*** Document extract Section Begins ***

From the Cats & Casanovas Kickstarter page
Welcome back to our second installment of passive-aggressive seasonal shopping tips
, where we help you give to worthy causes in the name of friends and foes alike. How can you do good in the world when you've got so much beef? Possibly with beefcake.
The 2018 Cats & Casanovas Calendar
Like last year's retro-sassy Pinups and Pooches, every month features a winking but totally tame photo by Amber Ferriman. The brainchild of Ferriman and Shannon Townsend, this year's calendar features handsome fellows of the North Coast with kitties. Rowr.
The bookish beefcake image from the Kickstarter page
should give you an idea of what to expect for your $20 contribution. They're available at the Companion Animal Thrift Shop (88 Sunnybrae Center, Arcata), Sangha Tattoo (1806 Fourth St., Eureka) and Caravan of Dreams (893 H St., Arcata), as well as at the Humboldt Crabs fundraiser at Lost Coast Brewery (617 Fourth St., Eureka) on Wednesday, Dec. 13 at 5:30 p.m.
Companion Animal Foundation
Last year's calendar cash supported Companion Animal Foundation's mobile veterinarian clinic, spaying, neutering and vaccinating animals in rural Humboldt County
to reduce the number of strays and ultimately save animal lives. The organization is working on a mobile vet clinic to extend into more remote areas and provide services on tribal lands, too. The fundraising goal is $110,000. Those mobile units aren't cheap, even with the volunteer help of dedicated veterinarians. So not only are these playful photos guilt-free because they're not reductive or objectifying, you're doing it for the animals
Surely among your friends there is crossover between people who love cats, those with a saucy sense of humor and those to whom these fellows would be catnip. Every time he or she turns the page to the next month — perhaps the bearded lumberjack with the calico? — you'll be remembered with a wink and a grin. And honestly it would be a nice break for anyone to see some dudes behaving themselves and doing some good in the world by posing and petting some happy cats instead of just grabbing pussies. For real.
This makes a catty hint for your neighbors who refuse to spay or neuter their dog or cat, opting instead to offer your children free, crusty-eyed puppies or kittens from a ratty cardboard box every six months. You know, the same neighbor whose pet rolls down the block with its enormous nads on display as you stoop to pick up landmine turds from its legion of feral offspring. Deep breaths
. Just put the calendar in the mailbox with a cheerful note saying something like, "Hey, this cheeky, ironic beefcake calendar made me smile and think of you because you're an animal lover and also for the love of Lady and the Tramp
get your goddamn pets fixed." You don't have to sign it.

*** Document extract Section Ends ***
*** Source material Section Begins ***

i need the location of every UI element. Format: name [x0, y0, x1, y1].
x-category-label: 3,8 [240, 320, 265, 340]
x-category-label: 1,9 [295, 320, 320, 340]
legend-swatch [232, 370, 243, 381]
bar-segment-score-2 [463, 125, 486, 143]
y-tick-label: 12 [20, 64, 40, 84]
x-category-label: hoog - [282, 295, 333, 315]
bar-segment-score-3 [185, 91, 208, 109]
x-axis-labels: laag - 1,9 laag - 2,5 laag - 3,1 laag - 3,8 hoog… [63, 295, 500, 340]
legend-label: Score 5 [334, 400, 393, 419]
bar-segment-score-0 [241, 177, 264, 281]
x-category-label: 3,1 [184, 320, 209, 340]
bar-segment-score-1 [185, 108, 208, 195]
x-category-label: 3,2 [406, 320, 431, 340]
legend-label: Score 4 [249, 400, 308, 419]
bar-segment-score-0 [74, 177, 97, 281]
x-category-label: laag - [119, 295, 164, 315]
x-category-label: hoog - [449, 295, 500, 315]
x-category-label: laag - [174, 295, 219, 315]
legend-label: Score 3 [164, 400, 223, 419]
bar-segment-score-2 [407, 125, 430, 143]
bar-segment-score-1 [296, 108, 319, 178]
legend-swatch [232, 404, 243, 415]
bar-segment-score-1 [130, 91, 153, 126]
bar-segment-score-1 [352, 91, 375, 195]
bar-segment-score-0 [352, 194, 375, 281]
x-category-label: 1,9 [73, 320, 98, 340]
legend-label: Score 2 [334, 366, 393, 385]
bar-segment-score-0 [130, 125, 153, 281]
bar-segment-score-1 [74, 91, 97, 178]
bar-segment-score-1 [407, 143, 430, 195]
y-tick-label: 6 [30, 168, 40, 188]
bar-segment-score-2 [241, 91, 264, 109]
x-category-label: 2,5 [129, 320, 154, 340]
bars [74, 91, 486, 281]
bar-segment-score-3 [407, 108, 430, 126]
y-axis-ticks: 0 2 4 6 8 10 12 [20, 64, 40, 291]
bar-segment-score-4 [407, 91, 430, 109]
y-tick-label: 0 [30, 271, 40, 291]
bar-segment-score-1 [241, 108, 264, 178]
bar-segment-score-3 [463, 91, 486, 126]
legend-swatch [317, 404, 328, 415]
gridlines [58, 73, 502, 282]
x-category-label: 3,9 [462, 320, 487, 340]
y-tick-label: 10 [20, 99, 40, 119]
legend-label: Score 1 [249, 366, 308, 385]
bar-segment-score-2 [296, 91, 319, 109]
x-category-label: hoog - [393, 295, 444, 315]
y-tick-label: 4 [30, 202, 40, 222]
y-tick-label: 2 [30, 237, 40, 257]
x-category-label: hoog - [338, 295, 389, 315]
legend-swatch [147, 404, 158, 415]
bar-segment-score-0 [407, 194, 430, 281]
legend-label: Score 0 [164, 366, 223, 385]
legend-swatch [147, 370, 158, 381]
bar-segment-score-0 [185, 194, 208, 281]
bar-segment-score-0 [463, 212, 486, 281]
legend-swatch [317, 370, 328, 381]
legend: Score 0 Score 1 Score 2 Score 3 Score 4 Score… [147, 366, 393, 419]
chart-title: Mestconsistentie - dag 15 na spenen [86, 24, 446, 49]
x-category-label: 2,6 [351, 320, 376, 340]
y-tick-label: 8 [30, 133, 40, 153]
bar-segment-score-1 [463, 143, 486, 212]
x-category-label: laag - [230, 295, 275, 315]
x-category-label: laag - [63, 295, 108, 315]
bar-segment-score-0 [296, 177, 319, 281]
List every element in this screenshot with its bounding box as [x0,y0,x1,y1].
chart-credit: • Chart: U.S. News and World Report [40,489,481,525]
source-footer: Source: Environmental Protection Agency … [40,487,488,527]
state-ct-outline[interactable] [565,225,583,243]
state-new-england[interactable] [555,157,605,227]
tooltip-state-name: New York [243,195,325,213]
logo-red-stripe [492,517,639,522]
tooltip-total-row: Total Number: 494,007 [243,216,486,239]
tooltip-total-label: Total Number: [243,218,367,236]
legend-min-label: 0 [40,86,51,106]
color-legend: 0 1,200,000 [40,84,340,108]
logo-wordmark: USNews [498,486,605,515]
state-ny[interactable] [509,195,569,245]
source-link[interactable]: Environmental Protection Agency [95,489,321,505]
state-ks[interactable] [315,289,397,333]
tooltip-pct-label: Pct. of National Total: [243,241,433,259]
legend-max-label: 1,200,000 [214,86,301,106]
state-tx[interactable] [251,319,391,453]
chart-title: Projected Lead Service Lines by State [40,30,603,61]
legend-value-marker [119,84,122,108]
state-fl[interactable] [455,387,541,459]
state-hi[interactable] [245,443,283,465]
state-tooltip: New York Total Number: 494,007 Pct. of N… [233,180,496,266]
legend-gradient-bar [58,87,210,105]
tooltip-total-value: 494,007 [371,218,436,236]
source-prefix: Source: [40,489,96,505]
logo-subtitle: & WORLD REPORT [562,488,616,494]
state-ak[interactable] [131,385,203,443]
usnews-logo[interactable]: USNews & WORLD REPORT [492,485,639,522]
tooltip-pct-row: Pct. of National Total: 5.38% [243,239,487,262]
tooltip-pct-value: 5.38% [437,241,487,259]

*** Source material Section Ends ***

> [Assignment] For each statement, say yes or no depending on whether the article about the Cats & Casanovas calendar agrees with it, and quote the words that decide it. (a) The calendar comes with a $20 contribution. (b) Shannon Townsend took the monthly photos. (c) The fundraising goal is $110,000. The entries have no role in this work.

> [Task result]
(a) Yes: "should give you an idea of what to expect for your $20 contribution"
(b) No: "every month features a winking but totally tame photo by Amber Ferriman"
(c) Yes: "The fundraising goal is $110,000."